_SET PROBLEM:_ Write each line out exactly, leaving none out.

_ENTRIES PROVIDED:_
──────
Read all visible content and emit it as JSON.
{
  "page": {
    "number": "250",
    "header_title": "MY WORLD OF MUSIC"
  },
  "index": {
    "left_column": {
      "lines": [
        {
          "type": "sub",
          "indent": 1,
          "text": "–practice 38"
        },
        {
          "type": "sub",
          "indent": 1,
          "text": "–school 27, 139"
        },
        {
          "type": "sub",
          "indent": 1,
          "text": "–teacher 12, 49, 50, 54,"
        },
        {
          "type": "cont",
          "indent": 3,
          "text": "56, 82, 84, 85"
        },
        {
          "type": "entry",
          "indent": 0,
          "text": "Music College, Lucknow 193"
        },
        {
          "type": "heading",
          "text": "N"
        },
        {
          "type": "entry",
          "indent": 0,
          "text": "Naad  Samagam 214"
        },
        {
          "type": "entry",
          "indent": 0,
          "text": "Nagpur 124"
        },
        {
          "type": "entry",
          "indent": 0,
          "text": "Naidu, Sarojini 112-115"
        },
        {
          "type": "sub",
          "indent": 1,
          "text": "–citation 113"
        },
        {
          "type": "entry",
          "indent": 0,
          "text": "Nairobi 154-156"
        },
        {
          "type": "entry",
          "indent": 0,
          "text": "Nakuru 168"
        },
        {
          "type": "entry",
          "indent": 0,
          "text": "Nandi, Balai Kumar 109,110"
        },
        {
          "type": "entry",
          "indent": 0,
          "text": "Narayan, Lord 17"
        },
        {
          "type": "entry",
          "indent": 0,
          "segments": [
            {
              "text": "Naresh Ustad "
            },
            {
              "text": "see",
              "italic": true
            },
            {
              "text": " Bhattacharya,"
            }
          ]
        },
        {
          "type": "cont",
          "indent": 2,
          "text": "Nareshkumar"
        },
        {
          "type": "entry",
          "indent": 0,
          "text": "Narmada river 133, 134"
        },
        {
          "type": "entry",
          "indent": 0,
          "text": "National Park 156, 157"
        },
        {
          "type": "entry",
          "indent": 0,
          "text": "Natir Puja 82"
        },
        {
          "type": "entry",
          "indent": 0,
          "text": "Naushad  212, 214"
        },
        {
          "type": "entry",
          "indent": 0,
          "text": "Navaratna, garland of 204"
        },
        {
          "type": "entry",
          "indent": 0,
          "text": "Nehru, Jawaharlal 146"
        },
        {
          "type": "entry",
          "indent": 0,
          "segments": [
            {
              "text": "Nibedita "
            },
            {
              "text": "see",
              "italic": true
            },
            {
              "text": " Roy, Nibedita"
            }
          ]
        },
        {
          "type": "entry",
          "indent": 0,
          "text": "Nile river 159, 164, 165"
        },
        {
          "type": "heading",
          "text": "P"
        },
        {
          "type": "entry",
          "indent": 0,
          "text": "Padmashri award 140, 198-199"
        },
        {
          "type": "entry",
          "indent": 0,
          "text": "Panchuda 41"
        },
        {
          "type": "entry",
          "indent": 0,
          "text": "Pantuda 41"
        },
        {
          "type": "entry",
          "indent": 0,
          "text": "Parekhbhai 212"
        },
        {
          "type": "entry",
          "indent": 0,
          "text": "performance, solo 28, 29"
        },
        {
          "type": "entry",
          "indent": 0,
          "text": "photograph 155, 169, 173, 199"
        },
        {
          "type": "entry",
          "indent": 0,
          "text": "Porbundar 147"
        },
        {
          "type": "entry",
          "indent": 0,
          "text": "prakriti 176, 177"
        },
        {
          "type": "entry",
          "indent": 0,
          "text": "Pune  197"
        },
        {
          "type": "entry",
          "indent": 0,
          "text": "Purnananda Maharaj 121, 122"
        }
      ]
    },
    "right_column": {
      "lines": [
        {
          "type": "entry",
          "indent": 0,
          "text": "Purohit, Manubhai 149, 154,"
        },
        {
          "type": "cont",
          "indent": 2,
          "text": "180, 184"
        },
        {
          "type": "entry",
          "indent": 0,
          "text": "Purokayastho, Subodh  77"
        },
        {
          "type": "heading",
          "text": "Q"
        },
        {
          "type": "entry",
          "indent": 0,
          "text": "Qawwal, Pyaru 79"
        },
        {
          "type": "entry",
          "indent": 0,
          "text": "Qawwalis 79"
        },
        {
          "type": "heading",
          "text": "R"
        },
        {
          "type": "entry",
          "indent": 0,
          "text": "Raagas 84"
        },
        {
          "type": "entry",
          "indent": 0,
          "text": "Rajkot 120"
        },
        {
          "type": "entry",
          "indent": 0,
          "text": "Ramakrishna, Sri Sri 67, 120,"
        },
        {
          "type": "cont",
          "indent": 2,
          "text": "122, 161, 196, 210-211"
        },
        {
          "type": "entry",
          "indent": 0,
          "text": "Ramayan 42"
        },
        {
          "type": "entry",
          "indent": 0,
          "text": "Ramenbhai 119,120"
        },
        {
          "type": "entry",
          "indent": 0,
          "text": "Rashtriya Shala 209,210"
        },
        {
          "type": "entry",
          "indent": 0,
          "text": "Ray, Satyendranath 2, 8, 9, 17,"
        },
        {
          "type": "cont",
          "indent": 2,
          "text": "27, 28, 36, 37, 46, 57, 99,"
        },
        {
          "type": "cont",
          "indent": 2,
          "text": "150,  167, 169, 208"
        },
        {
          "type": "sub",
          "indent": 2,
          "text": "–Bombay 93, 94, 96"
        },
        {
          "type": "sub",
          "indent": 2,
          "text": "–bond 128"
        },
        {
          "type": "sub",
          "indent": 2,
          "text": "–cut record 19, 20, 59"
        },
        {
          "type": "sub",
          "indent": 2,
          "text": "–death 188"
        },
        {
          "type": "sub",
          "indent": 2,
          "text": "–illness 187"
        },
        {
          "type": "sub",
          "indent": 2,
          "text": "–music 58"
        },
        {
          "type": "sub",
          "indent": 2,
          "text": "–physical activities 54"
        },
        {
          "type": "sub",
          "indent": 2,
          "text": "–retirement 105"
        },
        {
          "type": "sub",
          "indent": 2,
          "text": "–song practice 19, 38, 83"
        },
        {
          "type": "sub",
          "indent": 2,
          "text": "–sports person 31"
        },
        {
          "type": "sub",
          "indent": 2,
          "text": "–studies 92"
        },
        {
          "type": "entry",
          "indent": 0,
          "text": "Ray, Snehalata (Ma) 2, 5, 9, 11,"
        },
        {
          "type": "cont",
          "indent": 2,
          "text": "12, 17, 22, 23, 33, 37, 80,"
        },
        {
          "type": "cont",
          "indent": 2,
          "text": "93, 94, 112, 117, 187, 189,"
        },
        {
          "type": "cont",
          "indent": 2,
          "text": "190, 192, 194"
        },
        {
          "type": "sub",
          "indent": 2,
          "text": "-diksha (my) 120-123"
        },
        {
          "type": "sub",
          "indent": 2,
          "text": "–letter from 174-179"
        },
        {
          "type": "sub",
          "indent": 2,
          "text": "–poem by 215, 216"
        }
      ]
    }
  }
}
──────
_RESULT:_
Read all visible content and emit it as JSON.
{
  "page": {
    "number": "250",
    "header_title": "MY WORLD OF MUSIC"
  },
  "index": {
    "left_column": {
      "lines": [
        {
          "type": "sub",
          "indent": 1,
          "text": "–practice 38"
        },
        {
          "type": "sub",
          "indent": 1,
          "text": "–school 27, 139"
        },
        {
          "type": "sub",
          "indent": 1,
          "text": "–teacher 12, 49, 50, 54,"
        },
        {
          "type": "cont",
          "indent": 3,
          "text": "56, 82, 84, 85"
        },
        {
          "type": "entry",
          "indent": 0,
          "text": "Music College, Lucknow 193"
        },
        {
          "type": "heading",
          "text": "N"
        },
        {
          "type": "entry",
          "indent": 0,
          "text": "Naad  Samagam 214"
        },
        {
          "type": "entry",
          "indent": 0,
          "text": "Nagpur 124"
        },
        {
          "type": "entry",
          "indent": 0,
          "text": "Naidu, Sarojini 112-115"
        },
        {
          "type": "sub",
          "indent": 1,
          "text": "–citation 113"
        },
        {
          "type": "entry",
          "indent": 0,
          "text": "Nairobi 154-156"
        },
        {
          "type": "entry",
          "indent": 0,
          "text": "Nakuru 168"
        },
        {
          "type": "entry",
          "indent": 0,
          "text": "Nandi, Balai Kumar 109,110"
        },
        {
          "type": "entry",
          "indent": 0,
          "text": "Narayan, Lord 17"
        },
        {
          "type": "entry",
          "indent": 0,
          "segments": [
            {
              "text": "Naresh Ustad "
            },
            {
              "text": "see",
              "italic": true
            },
            {
              "text": " Bhattacharya,"
            }
          ]
        },
        {
          "type": "cont",
          "indent": 2,
          "text": "Nareshkumar"
        },
        {
          "type": "entry",
          "indent": 0,
          "text": "Narmada river 133, 134"
        },
        {
          "type": "entry",
          "indent": 0,
          "text": "National Park 156, 157"
        },
        {
          "type": "entry",
          "indent": 0,
          "text": "Natir Puja 82"
        },
        {
          "type": "entry",
          "indent": 0,
          "text": "Naushad  212, 214"
        },
        {
          "type": "entry",
          "indent": 0,
          "text": "Navaratna, garland of 204"
        },
        {
          "type": "entry",
          "indent": 0,
          "text": "Nehru, Jawaharlal 146"
        },
        {
          "type": "entry",
          "indent": 0,
          "segments": [
            {
              "text": "Nibedita "
            },
            {
              "text": "see",
              "italic": true
            },
            {
              "text": " Roy, Nibedita"
            }
          ]
        },
        {
          "type": "entry",
          "indent": 0,
          "text": "Nile river 159, 164, 165"
        },
        {
          "type": "heading",
          "text": "P"
        },
        {
          "type": "entry",
          "indent": 0,
          "text": "Padmashri award 140, 198-199"
        },
        {
          "type": "entry",
          "indent": 0,
          "text": "Panchuda 41"
        },
        {
          "type": "entry",
          "indent": 0,
          "text": "Pantuda 41"
        },
        {
          "type": "entry",
          "indent": 0,
          "text": "Parekhbhai 212"
        },
        {
          "type": "entry",
          "indent": 0,
          "text": "performance, solo 28, 29"
        },
        {
          "type": "entry",
          "indent": 0,
          "text": "photograph 155, 169, 173, 199"
        },
        {
          "type": "entry",
          "indent": 0,
          "text": "Porbundar 147"
        },
        {
          "type": "entry",
          "indent": 0,
          "text": "prakriti 176, 177"
        },
        {
          "type": "entry",
          "indent": 0,
          "text": "Pune  197"
        },
        {
          "type": "entry",
          "indent": 0,
          "text": "Purnananda Maharaj 121, 122"
        }
      ]
    },
    "right_column": {
      "lines": [
        {
          "type": "entry",
          "indent": 0,
          "text": "Purohit, Manubhai 149, 154,"
        },
        {
          "type": "cont",
          "indent": 2,
          "text": "180, 184"
        },
        {
          "type": "entry",
          "indent": 0,
          "text": "Purokayastho, Subodh  77"
        },
        {
          "type": "heading",
          "text": "Q"
        },
        {
          "type": "entry",
          "indent": 0,
          "text": "Qawwal, Pyaru 79"
        },
        {
          "type": "entry",
          "indent": 0,
          "text": "Qawwalis 79"
        },
        {
          "type": "heading",
          "text": "R"
        },
        {
          "type": "entry",
          "indent": 0,
          "text": "Raagas 84"
        },
        {
          "type": "entry",
          "indent": 0,
          "text": "Rajkot 120"
        },
        {
          "type": "entry",
          "indent": 0,
          "text": "Ramakrishna, Sri Sri 67, 120,"
        },
        {
          "type": "cont",
          "indent": 2,
          "text": "122, 161, 196, 210-211"
        },
        {
          "type": "entry",
          "indent": 0,
          "text": "Ramayan 42"
        },
        {
          "type": "entry",
          "indent": 0,
          "text": "Ramenbhai 119,120"
        },
        {
          "type": "entry",
          "indent": 0,
          "text": "Rashtriya Shala 209,210"
        },
        {
          "type": "entry",
          "indent": 0,
          "text": "Ray, Satyendranath 2, 8, 9, 17,"
        },
        {
          "type": "cont",
          "indent": 2,
          "text": "27, 28, 36, 37, 46, 57, 99,"
        },
        {
          "type": "cont",
          "indent": 2,
          "text": "150,  167, 169, 208"
        },
        {
          "type": "sub",
          "indent": 2,
          "text": "–Bombay 93, 94, 96"
        },
        {
          "type": "sub",
          "indent": 2,
          "text": "–bond 128"
        },
        {
          "type": "sub",
          "indent": 2,
          "text": "–cut record 19, 20, 59"
        },
        {
          "type": "sub",
          "indent": 2,
          "text": "–death 188"
        },
        {
          "type": "sub",
          "indent": 2,
          "text": "–illness 187"
        },
        {
          "type": "sub",
          "indent": 2,
          "text": "–music 58"
        },
        {
          "type": "sub",
          "indent": 2,
          "text": "–physical activities 54"
        },
        {
          "type": "sub",
          "indent": 2,
          "text": "–retirement 105"
        },
        {
          "type": "sub",
          "indent": 2,
          "text": "–song practice 19, 38, 83"
        },
        {
          "type": "sub",
          "indent": 2,
          "text": "–sports person 31"
        },
        {
          "type": "sub",
          "indent": 2,
          "text": "–studies 92"
        },
        {
          "type": "entry",
          "indent": 0,
          "text": "Ray, Snehalata (Ma) 2, 5, 9, 11,"
        },
        {
          "type": "cont",
          "indent": 2,
          "text": "12, 17, 22, 23, 33, 37, 80,"
        },
        {
          "type": "cont",
          "indent": 2,
          "text": "93, 94, 112, 117, 187, 189,"
        },
        {
          "type": "cont",
          "indent": 2,
          "text": "190, 192, 194"
        },
        {
          "type": "sub",
          "indent": 2,
          "text": "-diksha (my) 120-123"
        },
        {
          "type": "sub",
          "indent": 2,
          "text": "–letter from 174-179"
        },
        {
          "type": "sub",
          "indent": 2,
          "text": "–poem by 215, 216"
        }
      ]
    }
  }
}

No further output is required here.